— Start SOURCE DATA —

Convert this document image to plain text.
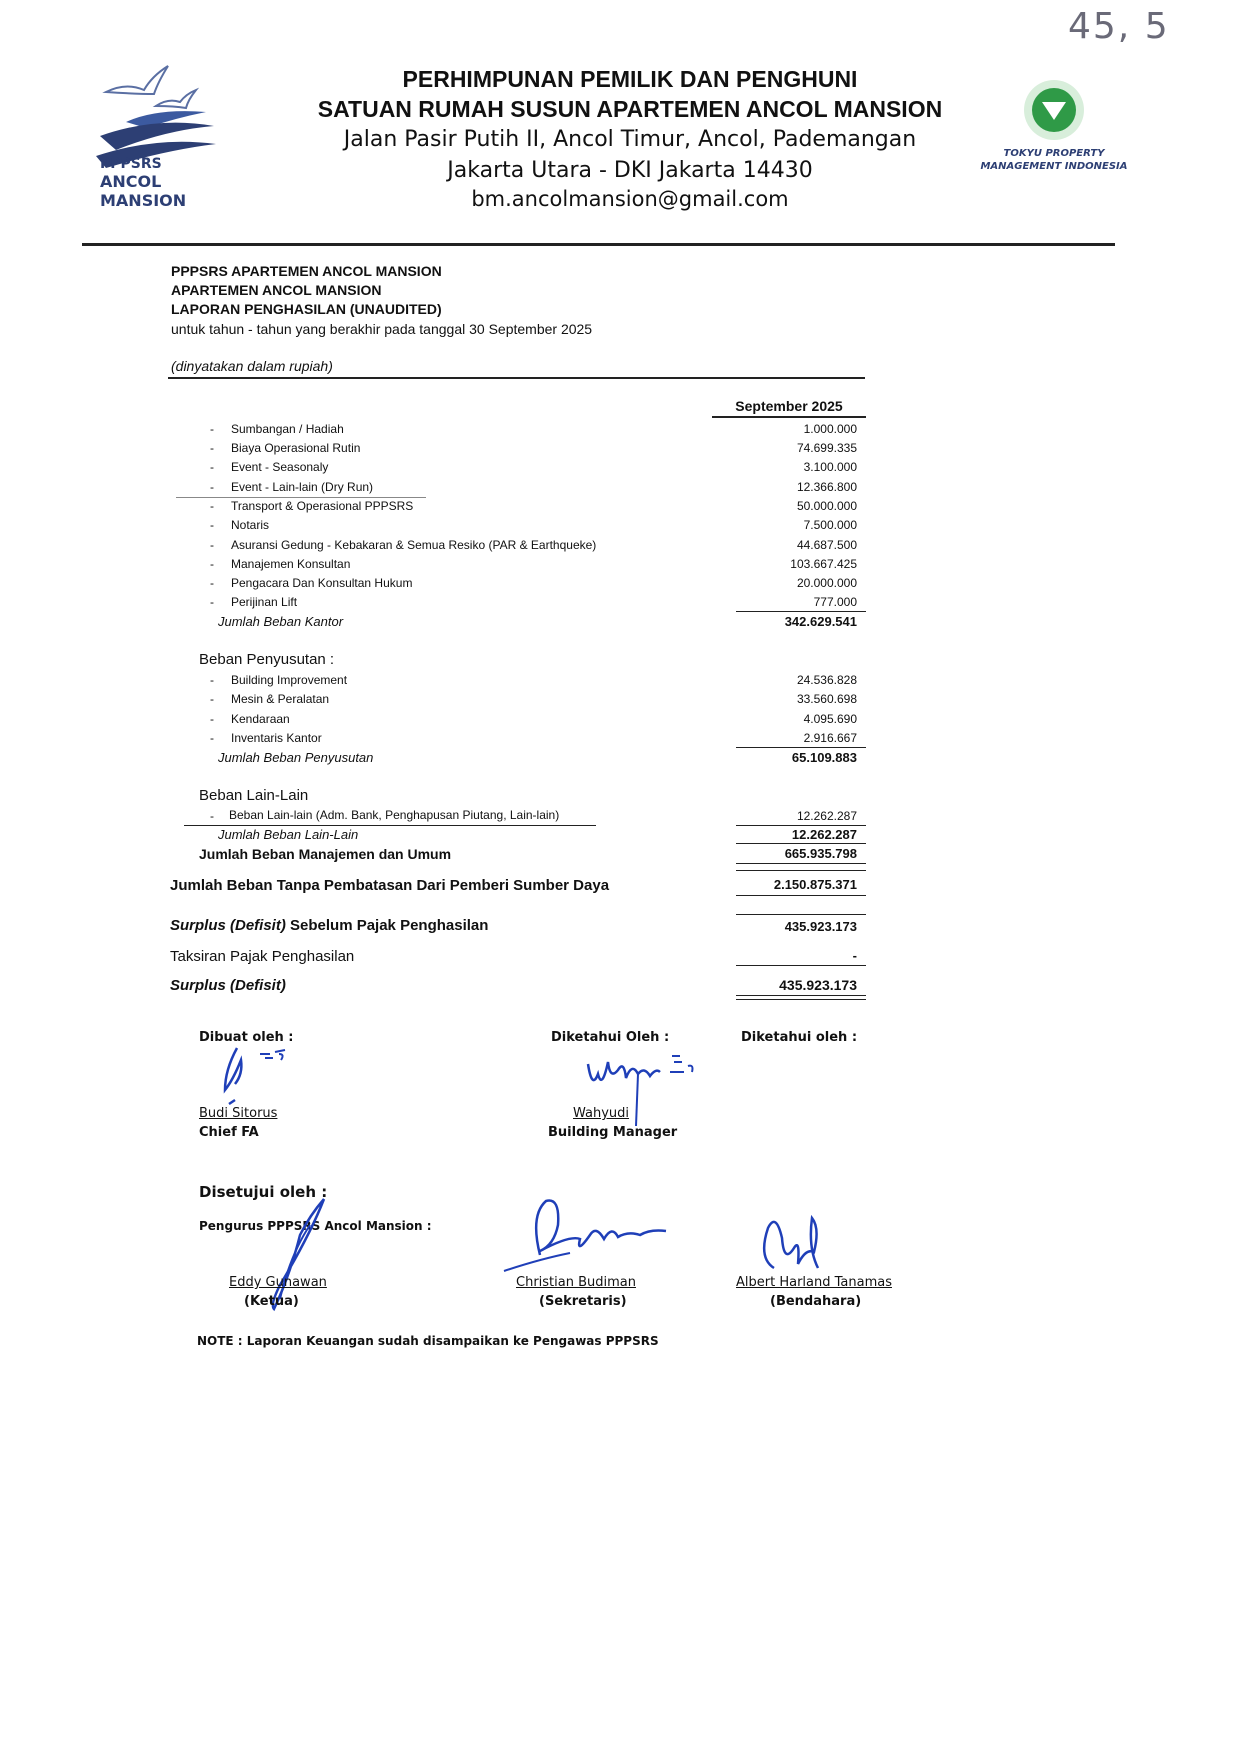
45, 5
PPPSRS
ANCOL MANSION
TOKYU PROPERTY
MANAGEMENT INDONESIA
PERHIMPUNAN PEMILIK DAN PENGHUNI
SATUAN RUMAH SUSUN APARTEMEN ANCOL MANSION
Jalan Pasir Putih II, Ancol Timur, Ancol, Pademangan
Jakarta Utara - DKI Jakarta 14430
bm.ancolmansion@gmail.com
PPPSRS APARTEMEN ANCOL MANSION
APARTEMEN ANCOL MANSION
LAPORAN PENGHASILAN (UNAUDITED)
untuk tahun - tahun yang berakhir pada tanggal 30 September 2025
(dinyatakan dalam rupiah)
September 2025
- Sumbangan / Hadiah	1.000.000
- Biaya Operasional Rutin	74.699.335
- Event - Seasonaly	3.100.000
- Event - Lain-lain (Dry Run)	12.366.800
- Transport & Operasional PPPSRS	50.000.000
- Notaris	7.500.000
- Asuransi Gedung - Kebakaran & Semua Resiko (PAR & Earthqueke)	44.687.500
- Manajemen Konsultan	103.667.425
- Pengacara Dan Konsultan Hukum	20.000.000
- Perijinan Lift	777.000
Jumlah Beban Kantor	342.629.541
Beban Penyusutan :
- Building Improvement	24.536.828
- Mesin & Peralatan	33.560.698
- Kendaraan	4.095.690
- Inventaris Kantor	2.916.667
Jumlah Beban Penyusutan	65.109.883
Beban Lain-Lain
- Beban Lain-lain (Adm. Bank, Penghapusan Piutang, Lain-lain)	12.262.287
Jumlah Beban Lain-Lain	12.262.287
Jumlah Beban Manajemen dan Umum	665.935.798
Jumlah Beban Tanpa Pembatasan Dari Pemberi Sumber Daya	2.150.875.371
Surplus (Defisit) Sebelum Pajak Penghasilan	435.923.173
Taksiran Pajak Penghasilan	-
Surplus (Defisit)	435.923.173
Dibuat oleh :	Diketahui Oleh :	Diketahui oleh :
Budi Sitorus
Chief FA
Wahyudi
Building Manager
Disetujui oleh :
Pengurus PPPSRS Ancol Mansion :
Eddy Gunawan
(Ketua)
Christian Budiman
(Sekretaris)
Albert Harland Tanamas
(Bendahara)
NOTE : Laporan Keuangan sudah disampaikan ke Pengawas PPPSRS
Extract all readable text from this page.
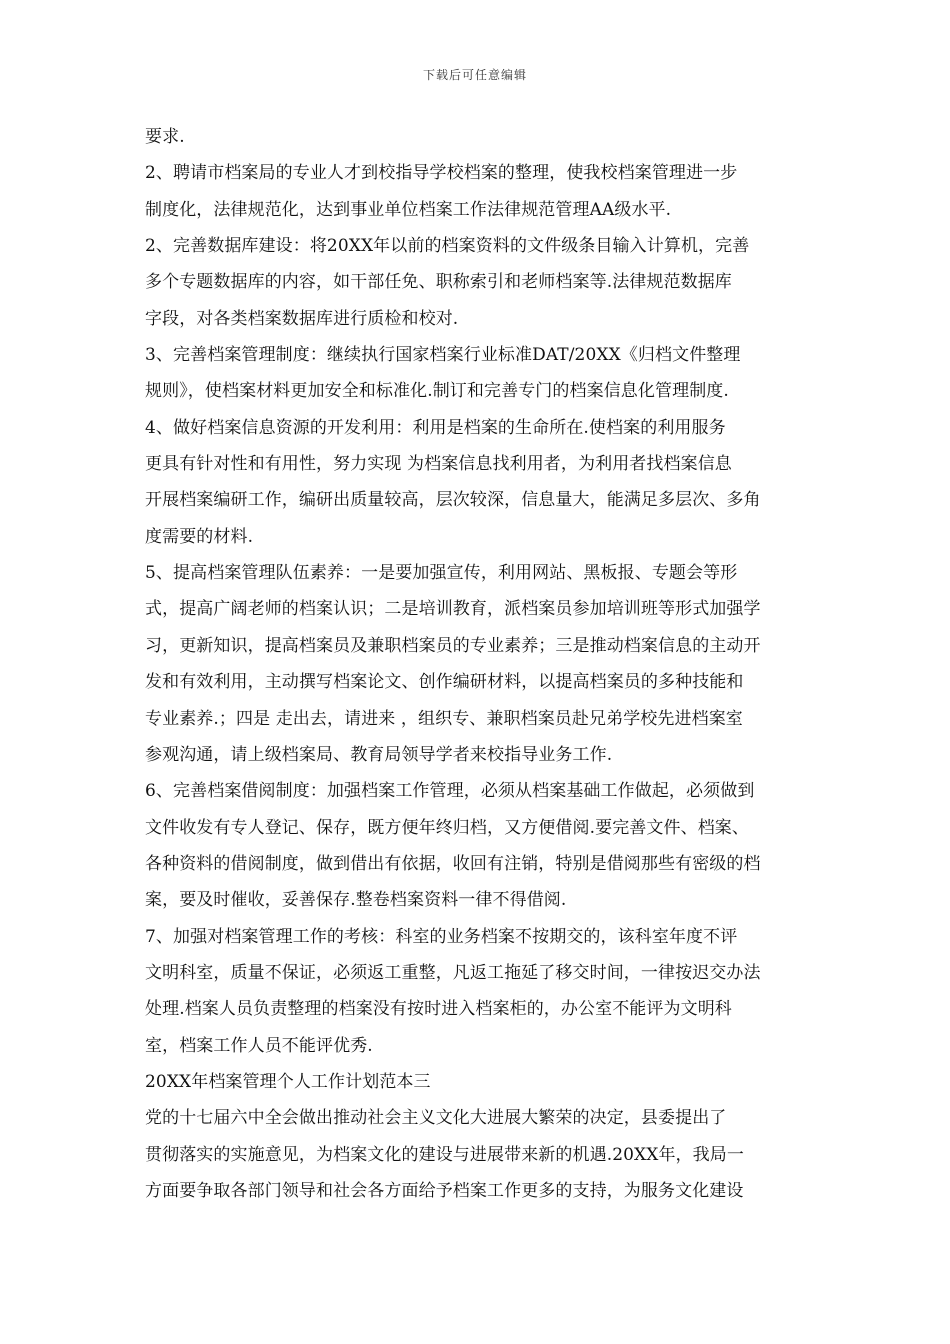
下载后可任意编辑
要求.
2、聘请市档案局的专业人才到校指导学校档案的整理，使我校档案管理进一步
制度化，法律规范化，达到事业单位档案工作法律规范管理AA级水平.
2、完善数据库建设：将20XX年以前的档案资料的文件级条目输入计算机，完善
多个专题数据库的内容，如干部任免、职称索引和老师档案等.法律规范数据库
字段，对各类档案数据库进行质检和校对.
3、完善档案管理制度：继续执行国家档案行业标准DAT/20XX《归档文件整理
规则》，使档案材料更加安全和标准化.制订和完善专门的档案信息化管理制度.
4、做好档案信息资源的开发利用：利用是档案的生命所在.使档案的利用服务
更具有针对性和有用性，努力实现 为档案信息找利用者，为利用者找档案信息
开展档案编研工作，编研出质量较高，层次较深，信息量大，能满足多层次、多角
度需要的材料.
5、提高档案管理队伍素养：一是要加强宣传，利用网站、黑板报、专题会等形
式，提高广阔老师的档案认识；二是培训教育，派档案员参加培训班等形式加强学
习，更新知识，提高档案员及兼职档案员的专业素养；三是推动档案信息的主动开
发和有效利用，主动撰写档案论文、创作编研材料，以提高档案员的多种技能和
专业素养.；四是 走出去，请进来 ，组织专、兼职档案员赴兄弟学校先进档案室
参观沟通，请上级档案局、教育局领导学者来校指导业务工作.
6、完善档案借阅制度：加强档案工作管理，必须从档案基础工作做起，必须做到
文件收发有专人登记、保存，既方便年终归档，又方便借阅.要完善文件、档案、
各种资料的借阅制度，做到借出有依据，收回有注销，特别是借阅那些有密级的档
案，要及时催收，妥善保存.整卷档案资料一律不得借阅.
7、加强对档案管理工作的考核：科室的业务档案不按期交的，该科室年度不评
文明科室，质量不保证，必须返工重整，凡返工拖延了移交时间，一律按迟交办法
处理.档案人员负责整理的档案没有按时进入档案柜的，办公室不能评为文明科
室，档案工作人员不能评优秀.
20XX年档案管理个人工作计划范本三
党的十七届六中全会做出推动社会主义文化大进展大繁荣的决定，县委提出了
贯彻落实的实施意见，为档案文化的建设与进展带来新的机遇.20XX年，我局一
方面要争取各部门领导和社会各方面给予档案工作更多的支持，为服务文化建设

— End SOURCE DATA —

### [REQUIREMENT]
Leaving aside the images, write out the entries above word for word.

### [EXPECTED ANSWER]
Convert this document image to plain text.
45, 5
PPPSRS
ANCOL MANSION
TOKYU PROPERTY
MANAGEMENT INDONESIA
PERHIMPUNAN PEMILIK DAN PENGHUNI
SATUAN RUMAH SUSUN APARTEMEN ANCOL MANSION
Jalan Pasir Putih II, Ancol Timur, Ancol, Pademangan
Jakarta Utara - DKI Jakarta 14430
bm.ancolmansion@gmail.com
PPPSRS APARTEMEN ANCOL MANSION
APARTEMEN ANCOL MANSION
LAPORAN PENGHASILAN (UNAUDITED)
untuk tahun - tahun yang berakhir pada tanggal 30 September 2025
(dinyatakan dalam rupiah)
September 2025
- Sumbangan / Hadiah	1.000.000
- Biaya Operasional Rutin	74.699.335
- Event - Seasonaly	3.100.000
- Event - Lain-lain (Dry Run)	12.366.800
- Transport & Operasional PPPSRS	50.000.000
- Notaris	7.500.000
- Asuransi Gedung - Kebakaran & Semua Resiko (PAR & Earthqueke)	44.687.500
- Manajemen Konsultan	103.667.425
- Pengacara Dan Konsultan Hukum	20.000.000
- Perijinan Lift	777.000
Jumlah Beban Kantor	342.629.541
Beban Penyusutan :
- Building Improvement	24.536.828
- Mesin & Peralatan	33.560.698
- Kendaraan	4.095.690
- Inventaris Kantor	2.916.667
Jumlah Beban Penyusutan	65.109.883
Beban Lain-Lain
- Beban Lain-lain (Adm. Bank, Penghapusan Piutang, Lain-lain)	12.262.287
Jumlah Beban Lain-Lain	12.262.287
Jumlah Beban Manajemen dan Umum	665.935.798
Jumlah Beban Tanpa Pembatasan Dari Pemberi Sumber Daya	2.150.875.371
Surplus (Defisit) Sebelum Pajak Penghasilan	435.923.173
Taksiran Pajak Penghasilan	-
Surplus (Defisit)	435.923.173
Dibuat oleh :	Diketahui Oleh :	Diketahui oleh :
Budi Sitorus
Chief FA
Wahyudi
Building Manager
Disetujui oleh :
Pengurus PPPSRS Ancol Mansion :
Eddy Gunawan
(Ketua)
Christian Budiman
(Sekretaris)
Albert Harland Tanamas
(Bendahara)
NOTE : Laporan Keuangan sudah disampaikan ke Pengawas PPPSRS
Extract all readable text from this page.
下载后可任意编辑
要求.
2、聘请市档案局的专业人才到校指导学校档案的整理，使我校档案管理进一步
制度化，法律规范化，达到事业单位档案工作法律规范管理AA级水平.
2、完善数据库建设：将20XX年以前的档案资料的文件级条目输入计算机，完善
多个专题数据库的内容，如干部任免、职称索引和老师档案等.法律规范数据库
字段，对各类档案数据库进行质检和校对.
3、完善档案管理制度：继续执行国家档案行业标准DAT/20XX《归档文件整理
规则》，使档案材料更加安全和标准化.制订和完善专门的档案信息化管理制度.
4、做好档案信息资源的开发利用：利用是档案的生命所在.使档案的利用服务
更具有针对性和有用性，努力实现 为档案信息找利用者，为利用者找档案信息
开展档案编研工作，编研出质量较高，层次较深，信息量大，能满足多层次、多角
度需要的材料.
5、提高档案管理队伍素养：一是要加强宣传，利用网站、黑板报、专题会等形
式，提高广阔老师的档案认识；二是培训教育，派档案员参加培训班等形式加强学
习，更新知识，提高档案员及兼职档案员的专业素养；三是推动档案信息的主动开
发和有效利用，主动撰写档案论文、创作编研材料，以提高档案员的多种技能和
专业素养.；四是 走出去，请进来 ，组织专、兼职档案员赴兄弟学校先进档案室
参观沟通，请上级档案局、教育局领导学者来校指导业务工作.
6、完善档案借阅制度：加强档案工作管理，必须从档案基础工作做起，必须做到
文件收发有专人登记、保存，既方便年终归档，又方便借阅.要完善文件、档案、
各种资料的借阅制度，做到借出有依据，收回有注销，特别是借阅那些有密级的档
案，要及时催收，妥善保存.整卷档案资料一律不得借阅.
7、加强对档案管理工作的考核：科室的业务档案不按期交的，该科室年度不评
文明科室，质量不保证，必须返工重整，凡返工拖延了移交时间，一律按迟交办法
处理.档案人员负责整理的档案没有按时进入档案柜的，办公室不能评为文明科
室，档案工作人员不能评优秀.
20XX年档案管理个人工作计划范本三
党的十七届六中全会做出推动社会主义文化大进展大繁荣的决定，县委提出了
贯彻落实的实施意见，为档案文化的建设与进展带来新的机遇.20XX年，我局一
方面要争取各部门领导和社会各方面给予档案工作更多的支持，为服务文化建设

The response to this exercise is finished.